REQUIREMENTS | Scan the data below and pick out the lines containing the word "ylabel".

start STORED DATA

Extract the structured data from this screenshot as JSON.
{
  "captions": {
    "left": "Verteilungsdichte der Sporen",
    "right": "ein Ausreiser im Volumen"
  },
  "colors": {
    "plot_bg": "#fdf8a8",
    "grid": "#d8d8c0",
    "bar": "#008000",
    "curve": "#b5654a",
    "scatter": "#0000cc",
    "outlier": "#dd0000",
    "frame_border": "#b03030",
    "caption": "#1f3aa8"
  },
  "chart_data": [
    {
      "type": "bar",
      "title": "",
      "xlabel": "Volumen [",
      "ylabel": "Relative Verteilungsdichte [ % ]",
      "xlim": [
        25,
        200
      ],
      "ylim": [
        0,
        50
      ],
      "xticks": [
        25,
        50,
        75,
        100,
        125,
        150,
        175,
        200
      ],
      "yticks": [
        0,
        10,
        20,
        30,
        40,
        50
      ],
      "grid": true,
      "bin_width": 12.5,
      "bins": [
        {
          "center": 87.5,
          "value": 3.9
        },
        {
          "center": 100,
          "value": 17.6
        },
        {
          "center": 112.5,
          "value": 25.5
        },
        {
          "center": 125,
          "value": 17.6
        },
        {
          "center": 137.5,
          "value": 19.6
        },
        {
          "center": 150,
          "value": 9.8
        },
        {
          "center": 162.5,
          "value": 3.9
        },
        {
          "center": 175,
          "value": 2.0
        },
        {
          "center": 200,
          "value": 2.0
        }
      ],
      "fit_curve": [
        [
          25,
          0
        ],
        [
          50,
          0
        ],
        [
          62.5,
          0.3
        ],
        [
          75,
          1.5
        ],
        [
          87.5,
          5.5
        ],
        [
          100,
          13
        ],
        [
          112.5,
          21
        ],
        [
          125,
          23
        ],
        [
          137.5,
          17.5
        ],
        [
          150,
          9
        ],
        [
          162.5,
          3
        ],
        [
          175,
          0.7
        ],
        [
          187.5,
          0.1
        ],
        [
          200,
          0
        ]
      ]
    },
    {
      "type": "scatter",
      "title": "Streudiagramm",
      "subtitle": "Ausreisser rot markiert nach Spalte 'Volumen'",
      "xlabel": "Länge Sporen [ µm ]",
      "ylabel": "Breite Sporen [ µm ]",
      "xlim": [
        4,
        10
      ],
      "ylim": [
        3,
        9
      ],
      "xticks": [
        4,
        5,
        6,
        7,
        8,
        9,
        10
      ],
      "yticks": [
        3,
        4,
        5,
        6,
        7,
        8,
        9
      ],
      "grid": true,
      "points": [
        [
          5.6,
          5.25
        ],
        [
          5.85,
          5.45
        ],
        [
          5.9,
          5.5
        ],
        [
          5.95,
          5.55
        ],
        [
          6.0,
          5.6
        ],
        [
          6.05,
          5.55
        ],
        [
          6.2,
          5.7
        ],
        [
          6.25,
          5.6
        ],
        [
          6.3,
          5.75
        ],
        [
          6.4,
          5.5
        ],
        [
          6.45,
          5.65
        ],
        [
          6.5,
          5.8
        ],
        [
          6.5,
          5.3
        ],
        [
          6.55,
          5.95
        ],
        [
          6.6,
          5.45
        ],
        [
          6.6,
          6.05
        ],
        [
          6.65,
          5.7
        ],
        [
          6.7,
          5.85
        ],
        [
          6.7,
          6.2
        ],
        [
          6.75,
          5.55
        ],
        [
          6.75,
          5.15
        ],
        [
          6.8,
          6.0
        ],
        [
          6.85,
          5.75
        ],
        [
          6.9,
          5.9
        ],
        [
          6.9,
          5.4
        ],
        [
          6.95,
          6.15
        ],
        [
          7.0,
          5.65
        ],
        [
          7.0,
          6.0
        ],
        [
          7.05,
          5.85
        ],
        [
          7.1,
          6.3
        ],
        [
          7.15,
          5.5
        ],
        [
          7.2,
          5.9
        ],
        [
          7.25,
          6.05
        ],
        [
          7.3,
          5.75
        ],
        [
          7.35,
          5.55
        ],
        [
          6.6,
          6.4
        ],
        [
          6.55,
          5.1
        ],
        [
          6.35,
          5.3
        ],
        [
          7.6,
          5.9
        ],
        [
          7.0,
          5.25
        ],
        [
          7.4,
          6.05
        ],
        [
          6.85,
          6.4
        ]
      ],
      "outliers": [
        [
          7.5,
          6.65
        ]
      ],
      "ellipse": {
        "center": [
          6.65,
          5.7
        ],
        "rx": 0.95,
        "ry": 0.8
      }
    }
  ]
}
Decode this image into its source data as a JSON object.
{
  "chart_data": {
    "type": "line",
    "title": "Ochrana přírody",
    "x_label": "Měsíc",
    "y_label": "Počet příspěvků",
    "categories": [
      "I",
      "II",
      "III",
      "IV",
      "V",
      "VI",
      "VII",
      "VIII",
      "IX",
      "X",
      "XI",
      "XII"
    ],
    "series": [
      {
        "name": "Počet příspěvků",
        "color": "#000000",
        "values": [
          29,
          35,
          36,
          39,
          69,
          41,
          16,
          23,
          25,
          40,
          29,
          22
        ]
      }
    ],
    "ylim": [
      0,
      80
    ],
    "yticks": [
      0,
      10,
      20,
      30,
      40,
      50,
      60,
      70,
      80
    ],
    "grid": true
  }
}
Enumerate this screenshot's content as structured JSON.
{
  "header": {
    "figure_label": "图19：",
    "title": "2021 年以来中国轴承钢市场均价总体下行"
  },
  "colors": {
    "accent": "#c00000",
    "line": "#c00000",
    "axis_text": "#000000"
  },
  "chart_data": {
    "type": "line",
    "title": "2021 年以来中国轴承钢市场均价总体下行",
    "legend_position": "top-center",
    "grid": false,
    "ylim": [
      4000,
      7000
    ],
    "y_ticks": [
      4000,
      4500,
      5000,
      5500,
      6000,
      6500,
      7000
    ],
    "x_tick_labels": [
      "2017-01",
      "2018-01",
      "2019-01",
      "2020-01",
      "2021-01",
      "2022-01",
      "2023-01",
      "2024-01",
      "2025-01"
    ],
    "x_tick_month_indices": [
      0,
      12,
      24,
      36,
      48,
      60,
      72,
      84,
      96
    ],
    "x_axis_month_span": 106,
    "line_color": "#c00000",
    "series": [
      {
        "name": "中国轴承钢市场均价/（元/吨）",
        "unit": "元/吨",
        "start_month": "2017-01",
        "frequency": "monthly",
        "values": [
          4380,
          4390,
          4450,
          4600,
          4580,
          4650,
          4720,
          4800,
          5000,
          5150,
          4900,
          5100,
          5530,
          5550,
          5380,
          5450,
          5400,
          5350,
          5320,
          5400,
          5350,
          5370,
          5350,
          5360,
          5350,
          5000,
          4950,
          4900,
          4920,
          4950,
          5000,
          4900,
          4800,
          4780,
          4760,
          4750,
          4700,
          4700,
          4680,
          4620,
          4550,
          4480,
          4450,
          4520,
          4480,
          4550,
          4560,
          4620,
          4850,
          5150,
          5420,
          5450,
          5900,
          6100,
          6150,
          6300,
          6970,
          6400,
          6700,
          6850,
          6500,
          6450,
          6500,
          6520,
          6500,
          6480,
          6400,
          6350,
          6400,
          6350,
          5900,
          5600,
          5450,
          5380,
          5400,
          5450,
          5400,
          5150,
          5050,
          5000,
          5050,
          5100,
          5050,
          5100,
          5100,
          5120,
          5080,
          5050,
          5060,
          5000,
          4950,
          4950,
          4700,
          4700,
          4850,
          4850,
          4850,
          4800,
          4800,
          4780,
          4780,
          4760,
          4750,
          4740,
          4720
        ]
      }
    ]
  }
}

end STORED DATA

WRITTEN ANSWER |
      "ylabel": "Relative Verteilungsdichte [ % ]",
      "ylabel": "Breite Sporen [ µm ]",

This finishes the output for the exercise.